__Data records__:
⟨

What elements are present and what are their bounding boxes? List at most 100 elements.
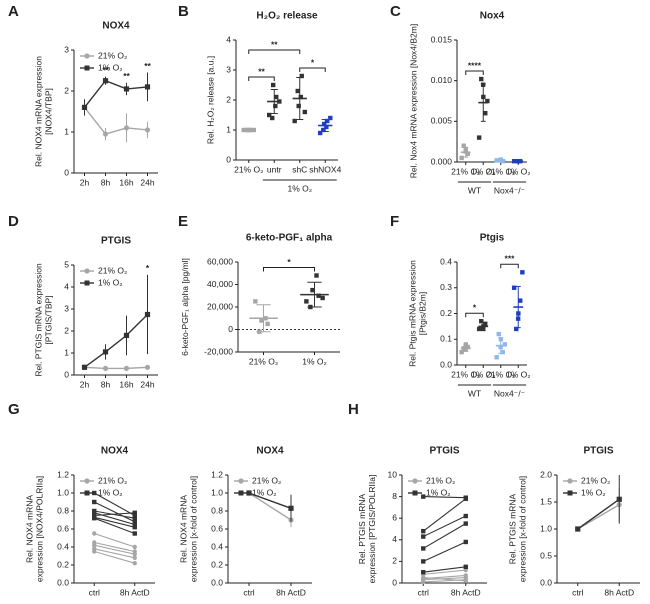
legend-marker	[84, 268, 90, 274]
pair-line	[94, 512, 135, 517]
marker	[421, 494, 426, 499]
y-axis-label: expression [PTGIS/POLRIIa]	[367, 475, 377, 584]
x-tick-label: 24h	[140, 177, 154, 187]
point	[502, 342, 508, 347]
legend-label: 21% O₂	[252, 475, 281, 485]
y-tick-label: 0.5	[540, 550, 552, 560]
legend-marker	[84, 65, 90, 71]
marker	[123, 125, 130, 131]
y-tick-label: 3	[64, 44, 69, 54]
marker	[132, 555, 137, 560]
y-tick-label: 0.4	[440, 256, 452, 266]
panel-letter: G	[8, 401, 20, 418]
point	[316, 293, 321, 298]
marker	[92, 549, 97, 554]
legend-label: 1% O₂	[98, 62, 123, 72]
marker	[144, 364, 151, 370]
pair-line	[94, 544, 135, 555]
point	[500, 349, 505, 355]
point	[273, 103, 278, 109]
marker	[92, 516, 97, 521]
group-label: 1% O₂	[287, 183, 312, 193]
x-tick-label: 21% O₂	[486, 166, 515, 176]
chart-title: H₂O₂ release	[256, 11, 318, 22]
pair-line	[94, 516, 135, 528]
marker	[144, 311, 151, 318]
point	[465, 344, 470, 350]
y-tick-label: 0	[64, 167, 69, 177]
panel-letter: A	[8, 3, 19, 20]
x-tick-label: 21% O₂	[249, 356, 278, 366]
x-tick-label: 24h	[140, 379, 154, 389]
y-axis-label: Rel. NOX4 mRNA expression	[34, 56, 44, 167]
point	[270, 115, 275, 121]
bracket	[263, 267, 315, 272]
pair-line	[94, 548, 135, 559]
marker	[463, 496, 468, 501]
y-tick-label: 1.0	[211, 487, 223, 497]
y-tick-label: 0.0	[211, 577, 223, 587]
x-tick-label: 16h	[119, 379, 133, 389]
chart-title: PTGIS	[101, 236, 131, 247]
pair-line	[94, 501, 135, 523]
y-axis-label: Rel. PTGIS mRNA expression	[34, 263, 44, 377]
y-tick-label: 3	[64, 303, 69, 313]
x-tick-label: untr	[267, 164, 282, 174]
y-axis-label: Rel. Ptgis mRNA expression	[407, 260, 417, 367]
marker	[421, 575, 426, 580]
x-tick-label: 21% O₂	[486, 369, 515, 379]
marker	[81, 104, 88, 110]
legend-label: 1% O₂	[426, 487, 451, 497]
series-line	[83, 106, 148, 135]
y-axis-label: Rel. NOX4 mRNA	[24, 495, 34, 563]
legend-label: 21% O₂	[581, 475, 610, 485]
legend-marker	[567, 490, 573, 496]
point	[296, 103, 301, 109]
y-tick-label: 4	[226, 34, 231, 44]
point	[304, 299, 309, 304]
y-axis-label: [NOX4/TBP]	[44, 88, 54, 135]
y-tick-label: 0	[228, 324, 233, 334]
point	[483, 321, 488, 326]
series-line	[577, 498, 620, 530]
point	[253, 299, 258, 304]
significance: **	[271, 39, 278, 49]
y-tick-label: 0.8	[211, 505, 223, 515]
group-label: Nox4⁻/⁻	[494, 185, 526, 195]
marker	[616, 496, 622, 502]
y-axis-label: Rel. NOX4 mRNA	[178, 495, 188, 563]
point	[270, 82, 276, 88]
x-tick-label: 21% O₂	[234, 164, 263, 174]
chart-title: Ptgis	[480, 233, 505, 244]
point	[463, 342, 469, 347]
y-axis-label: [Ptgis/B2m]	[417, 292, 427, 335]
panel-letter: C	[390, 3, 401, 20]
marker	[463, 578, 468, 584]
pair-line	[94, 532, 135, 548]
significance: **	[144, 61, 151, 71]
y-tick-label: 10	[388, 469, 398, 479]
point	[476, 326, 482, 332]
significance: ****	[468, 60, 482, 70]
y-tick-label: 1.0	[540, 523, 552, 533]
point	[459, 155, 464, 161]
marker	[102, 78, 109, 84]
panel-letter: H	[348, 401, 359, 418]
point	[496, 331, 501, 337]
bracket	[299, 67, 326, 72]
y-tick-label: 3	[226, 64, 231, 74]
y-tick-label: 20,000	[207, 301, 233, 311]
x-tick-label: 8h ActD	[276, 587, 306, 597]
marker	[132, 510, 137, 515]
marker	[421, 528, 426, 534]
series-line	[84, 366, 148, 370]
y-tick-label: 0.1	[440, 334, 452, 344]
marker	[92, 490, 97, 496]
legend-label: 21% O₂	[98, 265, 127, 275]
legend-label: 1% O₂	[252, 487, 277, 497]
marker	[132, 549, 137, 554]
y-axis-label: expression [x-fold of control]	[188, 476, 198, 582]
marker	[132, 561, 137, 566]
marker	[102, 131, 109, 137]
x-tick-label: 1% O₂	[471, 166, 496, 176]
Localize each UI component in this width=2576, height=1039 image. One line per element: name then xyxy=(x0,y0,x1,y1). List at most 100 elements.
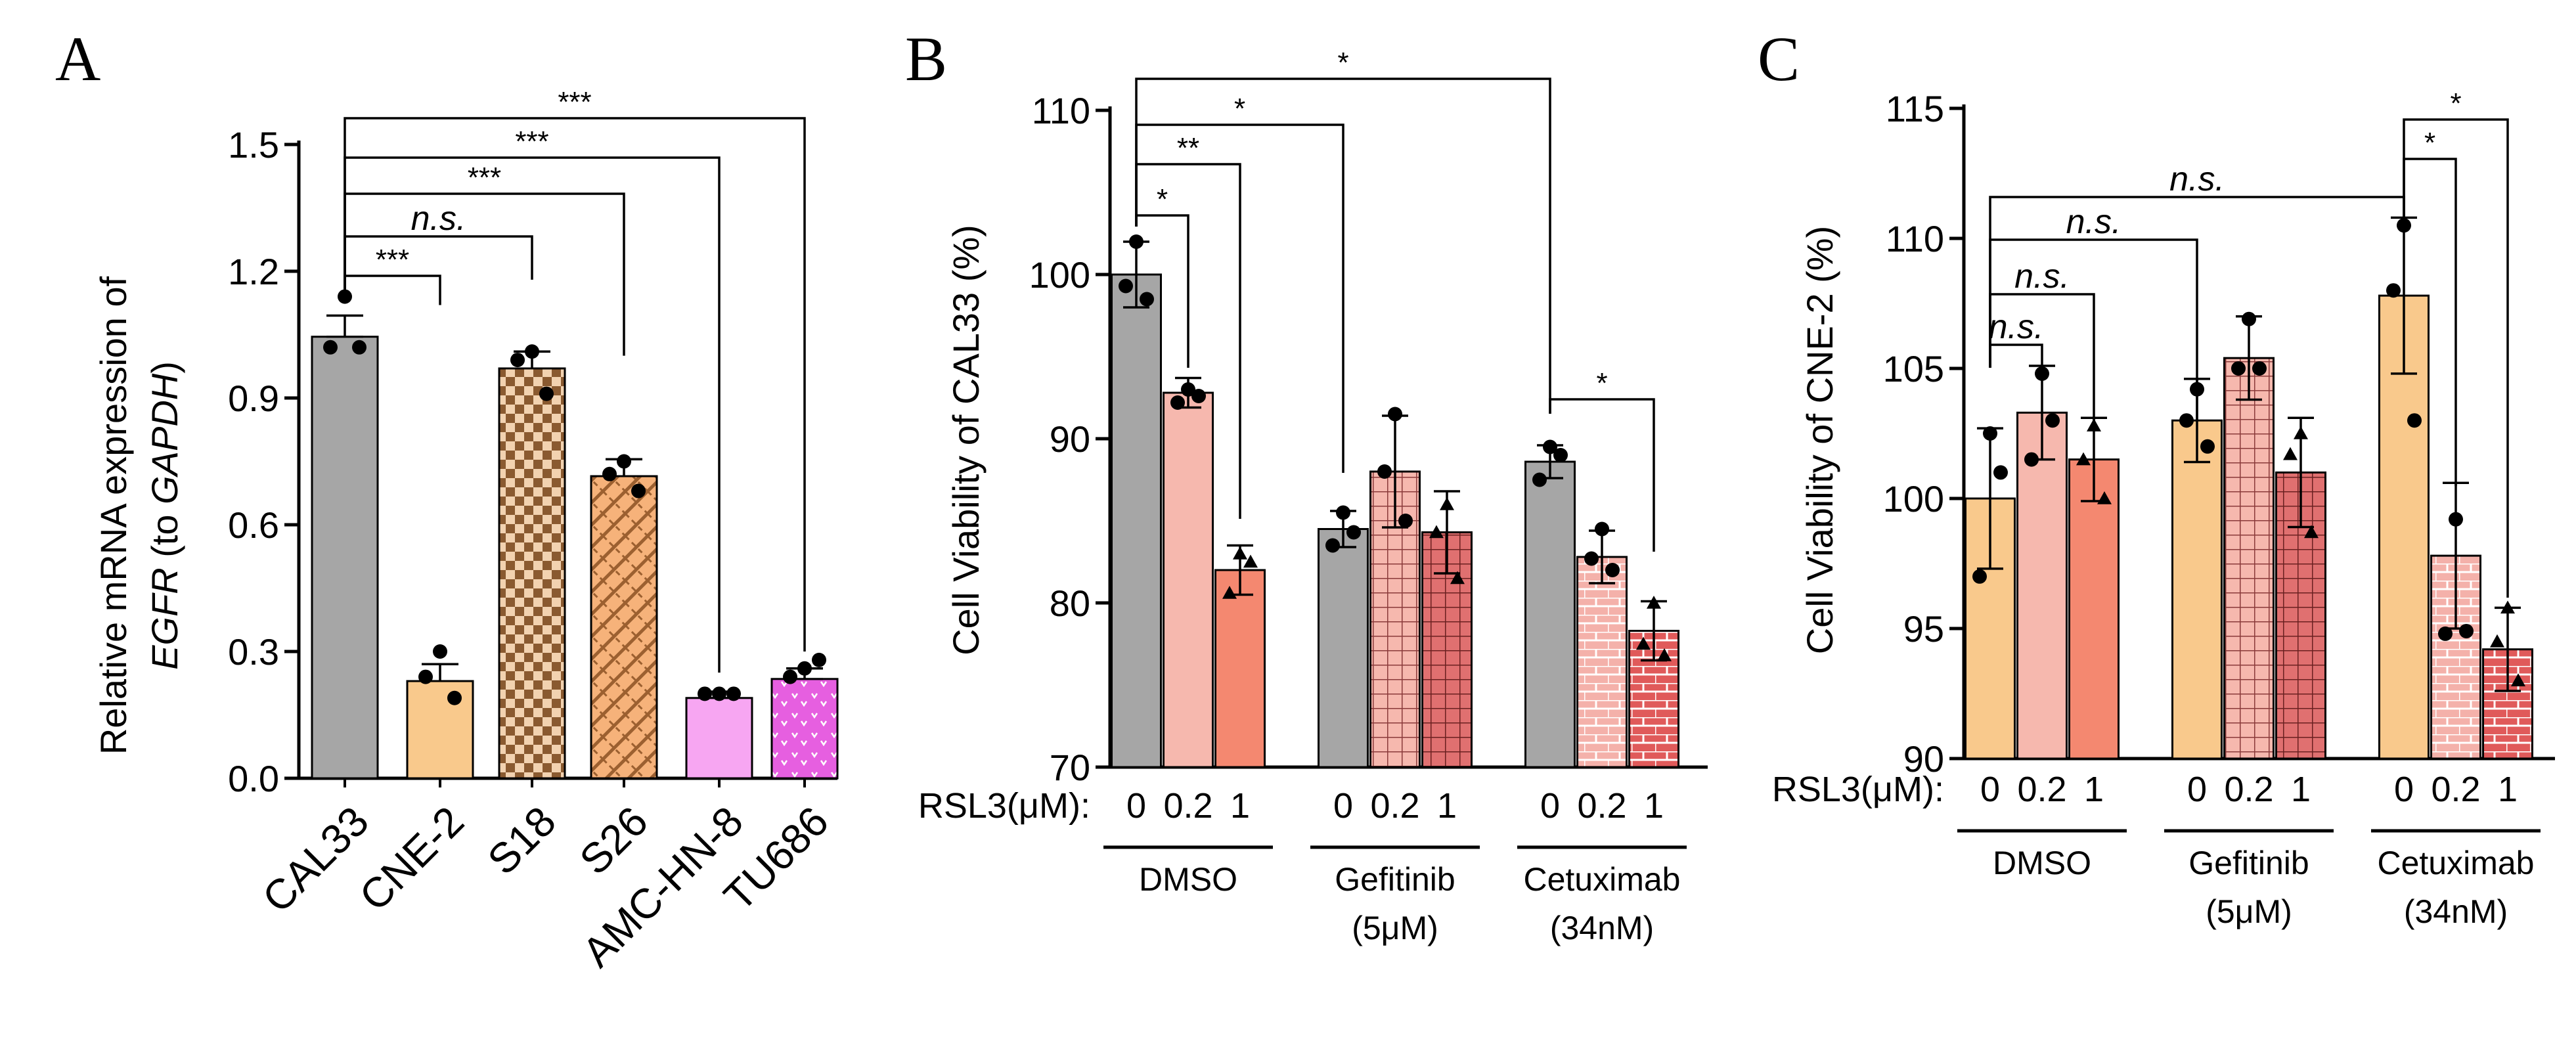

⟩

__What to work on__:
Every line in the records above with the string "pair" in it should be shown.

__Solved problem__:
pair-line	[94, 512, 135, 517]
pair-line	[94, 544, 135, 555]
pair-line	[94, 516, 135, 528]
pair-line	[94, 548, 135, 559]
pair-line	[94, 501, 135, 523]
pair-line	[94, 532, 135, 548]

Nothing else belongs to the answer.